__DIRECTIONS FOR THIS TASK__: Select and copy out every line in the records containing "including".

__RECORD EXCERPTS__:
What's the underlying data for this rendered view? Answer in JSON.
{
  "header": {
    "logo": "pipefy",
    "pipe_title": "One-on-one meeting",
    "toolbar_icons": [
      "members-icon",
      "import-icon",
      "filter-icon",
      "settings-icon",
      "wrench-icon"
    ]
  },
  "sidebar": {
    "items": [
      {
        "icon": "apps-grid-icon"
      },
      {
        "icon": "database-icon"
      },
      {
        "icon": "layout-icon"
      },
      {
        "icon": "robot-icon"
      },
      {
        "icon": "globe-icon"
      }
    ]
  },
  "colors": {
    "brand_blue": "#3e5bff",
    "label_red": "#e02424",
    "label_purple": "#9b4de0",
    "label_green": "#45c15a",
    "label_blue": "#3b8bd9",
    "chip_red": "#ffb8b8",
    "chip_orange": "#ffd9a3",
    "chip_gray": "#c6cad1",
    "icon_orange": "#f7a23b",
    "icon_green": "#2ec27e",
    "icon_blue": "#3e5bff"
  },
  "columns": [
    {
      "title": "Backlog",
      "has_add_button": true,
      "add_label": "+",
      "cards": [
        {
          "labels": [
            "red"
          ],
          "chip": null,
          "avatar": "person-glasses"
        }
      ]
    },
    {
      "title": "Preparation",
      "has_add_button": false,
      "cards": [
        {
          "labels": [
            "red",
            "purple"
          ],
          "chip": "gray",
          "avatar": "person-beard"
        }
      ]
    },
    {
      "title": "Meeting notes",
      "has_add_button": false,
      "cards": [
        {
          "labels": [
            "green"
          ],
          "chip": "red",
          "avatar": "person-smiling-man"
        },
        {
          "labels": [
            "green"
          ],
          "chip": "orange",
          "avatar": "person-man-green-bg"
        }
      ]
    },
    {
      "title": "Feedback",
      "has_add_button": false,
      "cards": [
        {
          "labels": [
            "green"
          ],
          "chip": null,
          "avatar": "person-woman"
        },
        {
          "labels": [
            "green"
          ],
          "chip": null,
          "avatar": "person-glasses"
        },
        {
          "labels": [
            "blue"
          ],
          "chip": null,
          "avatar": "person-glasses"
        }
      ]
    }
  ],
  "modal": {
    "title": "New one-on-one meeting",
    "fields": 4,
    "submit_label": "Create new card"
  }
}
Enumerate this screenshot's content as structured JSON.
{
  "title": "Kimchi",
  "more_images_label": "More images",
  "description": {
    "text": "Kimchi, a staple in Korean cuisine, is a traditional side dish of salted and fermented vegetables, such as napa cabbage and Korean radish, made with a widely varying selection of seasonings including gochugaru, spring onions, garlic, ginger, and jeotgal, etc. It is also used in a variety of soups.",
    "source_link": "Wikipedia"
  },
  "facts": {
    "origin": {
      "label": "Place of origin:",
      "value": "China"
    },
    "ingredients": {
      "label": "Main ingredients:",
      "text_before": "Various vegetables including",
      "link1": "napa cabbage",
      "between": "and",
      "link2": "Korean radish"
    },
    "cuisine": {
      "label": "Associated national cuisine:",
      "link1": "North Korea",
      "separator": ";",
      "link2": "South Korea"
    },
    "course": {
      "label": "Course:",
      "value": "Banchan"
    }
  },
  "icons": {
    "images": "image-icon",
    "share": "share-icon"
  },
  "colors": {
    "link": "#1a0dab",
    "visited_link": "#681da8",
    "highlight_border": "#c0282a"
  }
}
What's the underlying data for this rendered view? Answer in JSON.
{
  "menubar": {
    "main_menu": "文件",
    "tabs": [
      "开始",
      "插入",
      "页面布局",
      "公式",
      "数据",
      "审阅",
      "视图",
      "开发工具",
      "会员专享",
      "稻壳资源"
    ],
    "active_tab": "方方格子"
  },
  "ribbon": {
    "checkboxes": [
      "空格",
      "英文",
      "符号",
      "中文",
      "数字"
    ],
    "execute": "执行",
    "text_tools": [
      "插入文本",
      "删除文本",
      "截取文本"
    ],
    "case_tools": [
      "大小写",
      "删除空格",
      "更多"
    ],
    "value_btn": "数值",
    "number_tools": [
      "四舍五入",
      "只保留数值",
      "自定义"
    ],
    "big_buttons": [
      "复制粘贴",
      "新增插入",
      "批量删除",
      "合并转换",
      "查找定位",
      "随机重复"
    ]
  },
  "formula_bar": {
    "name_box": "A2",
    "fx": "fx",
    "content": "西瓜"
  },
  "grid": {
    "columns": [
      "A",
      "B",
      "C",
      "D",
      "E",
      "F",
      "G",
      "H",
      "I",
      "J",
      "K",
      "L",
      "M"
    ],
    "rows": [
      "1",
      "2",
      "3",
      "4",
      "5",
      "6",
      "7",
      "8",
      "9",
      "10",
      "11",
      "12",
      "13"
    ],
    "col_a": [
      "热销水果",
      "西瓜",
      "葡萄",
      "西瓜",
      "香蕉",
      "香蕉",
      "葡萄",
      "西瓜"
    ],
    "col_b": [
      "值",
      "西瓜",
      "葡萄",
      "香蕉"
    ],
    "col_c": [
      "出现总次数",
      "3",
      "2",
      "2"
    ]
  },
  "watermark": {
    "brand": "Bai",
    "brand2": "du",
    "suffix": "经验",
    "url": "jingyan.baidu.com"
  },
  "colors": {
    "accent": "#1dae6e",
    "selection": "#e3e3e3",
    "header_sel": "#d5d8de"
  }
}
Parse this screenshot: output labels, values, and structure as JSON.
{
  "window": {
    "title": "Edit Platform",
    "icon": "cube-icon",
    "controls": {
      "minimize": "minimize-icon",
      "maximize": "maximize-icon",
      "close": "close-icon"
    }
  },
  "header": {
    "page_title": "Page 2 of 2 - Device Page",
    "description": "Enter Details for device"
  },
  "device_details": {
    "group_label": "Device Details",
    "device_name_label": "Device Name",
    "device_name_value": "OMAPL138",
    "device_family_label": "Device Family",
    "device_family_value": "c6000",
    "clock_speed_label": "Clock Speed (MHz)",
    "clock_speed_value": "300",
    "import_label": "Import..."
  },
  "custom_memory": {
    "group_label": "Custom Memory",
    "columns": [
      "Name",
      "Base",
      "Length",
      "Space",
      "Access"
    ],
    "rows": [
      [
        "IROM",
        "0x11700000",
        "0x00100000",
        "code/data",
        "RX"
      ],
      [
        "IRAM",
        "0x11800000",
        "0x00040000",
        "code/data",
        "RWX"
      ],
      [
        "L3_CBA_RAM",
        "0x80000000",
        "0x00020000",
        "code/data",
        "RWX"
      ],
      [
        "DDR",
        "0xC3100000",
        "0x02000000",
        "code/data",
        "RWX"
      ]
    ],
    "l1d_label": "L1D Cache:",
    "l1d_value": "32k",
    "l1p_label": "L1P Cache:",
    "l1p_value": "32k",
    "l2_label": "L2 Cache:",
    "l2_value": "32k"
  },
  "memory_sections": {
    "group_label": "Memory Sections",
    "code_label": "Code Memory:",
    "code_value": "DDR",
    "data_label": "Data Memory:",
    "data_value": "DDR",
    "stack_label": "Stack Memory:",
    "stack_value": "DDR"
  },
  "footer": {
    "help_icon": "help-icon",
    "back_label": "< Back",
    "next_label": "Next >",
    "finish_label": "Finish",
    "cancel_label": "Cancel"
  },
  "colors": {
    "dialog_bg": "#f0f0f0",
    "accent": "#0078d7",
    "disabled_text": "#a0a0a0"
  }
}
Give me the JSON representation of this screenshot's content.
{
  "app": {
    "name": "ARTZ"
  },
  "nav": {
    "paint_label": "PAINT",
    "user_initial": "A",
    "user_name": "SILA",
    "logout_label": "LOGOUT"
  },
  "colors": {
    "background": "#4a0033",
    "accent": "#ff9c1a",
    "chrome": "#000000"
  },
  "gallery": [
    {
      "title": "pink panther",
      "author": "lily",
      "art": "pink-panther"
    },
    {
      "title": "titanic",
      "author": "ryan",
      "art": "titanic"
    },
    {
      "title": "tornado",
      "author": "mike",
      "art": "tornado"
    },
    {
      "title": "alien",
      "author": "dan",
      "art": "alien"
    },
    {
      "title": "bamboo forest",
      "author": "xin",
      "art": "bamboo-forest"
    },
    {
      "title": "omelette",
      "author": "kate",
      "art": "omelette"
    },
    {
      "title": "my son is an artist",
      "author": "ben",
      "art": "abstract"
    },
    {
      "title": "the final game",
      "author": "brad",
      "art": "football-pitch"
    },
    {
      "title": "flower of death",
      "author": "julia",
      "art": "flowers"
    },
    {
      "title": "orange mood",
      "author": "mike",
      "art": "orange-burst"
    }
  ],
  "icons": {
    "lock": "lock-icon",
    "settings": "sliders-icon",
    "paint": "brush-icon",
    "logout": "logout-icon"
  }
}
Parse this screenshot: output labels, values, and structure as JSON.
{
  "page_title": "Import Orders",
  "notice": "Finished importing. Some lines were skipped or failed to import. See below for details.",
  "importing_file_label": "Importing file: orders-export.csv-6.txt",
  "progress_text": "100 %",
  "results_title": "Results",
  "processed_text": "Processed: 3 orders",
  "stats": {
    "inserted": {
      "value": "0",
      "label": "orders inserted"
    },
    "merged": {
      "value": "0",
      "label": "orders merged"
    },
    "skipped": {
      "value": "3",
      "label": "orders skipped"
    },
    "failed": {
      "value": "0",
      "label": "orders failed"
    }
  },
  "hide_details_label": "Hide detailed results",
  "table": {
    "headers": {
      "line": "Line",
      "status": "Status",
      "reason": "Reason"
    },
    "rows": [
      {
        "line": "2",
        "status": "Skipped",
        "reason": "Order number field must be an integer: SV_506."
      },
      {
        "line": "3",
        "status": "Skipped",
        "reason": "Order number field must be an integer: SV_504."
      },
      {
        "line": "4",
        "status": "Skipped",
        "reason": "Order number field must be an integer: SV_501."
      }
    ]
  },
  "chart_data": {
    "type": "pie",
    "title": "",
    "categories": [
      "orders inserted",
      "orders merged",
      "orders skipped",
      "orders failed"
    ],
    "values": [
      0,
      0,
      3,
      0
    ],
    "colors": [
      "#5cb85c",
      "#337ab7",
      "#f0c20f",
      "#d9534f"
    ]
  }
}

__FULL RESPONSE__:
    "text": "Kimchi, a staple in Korean cuisine, is a traditional side dish of salted and fermented vegetables, such as napa cabbage and Korean radish, made with a widely varying selection of seasonings including gochugaru, spring onions, garlic, ginger, and jeotgal, etc. It is also used in a variety of soups.",
      "text_before": "Various vegetables including",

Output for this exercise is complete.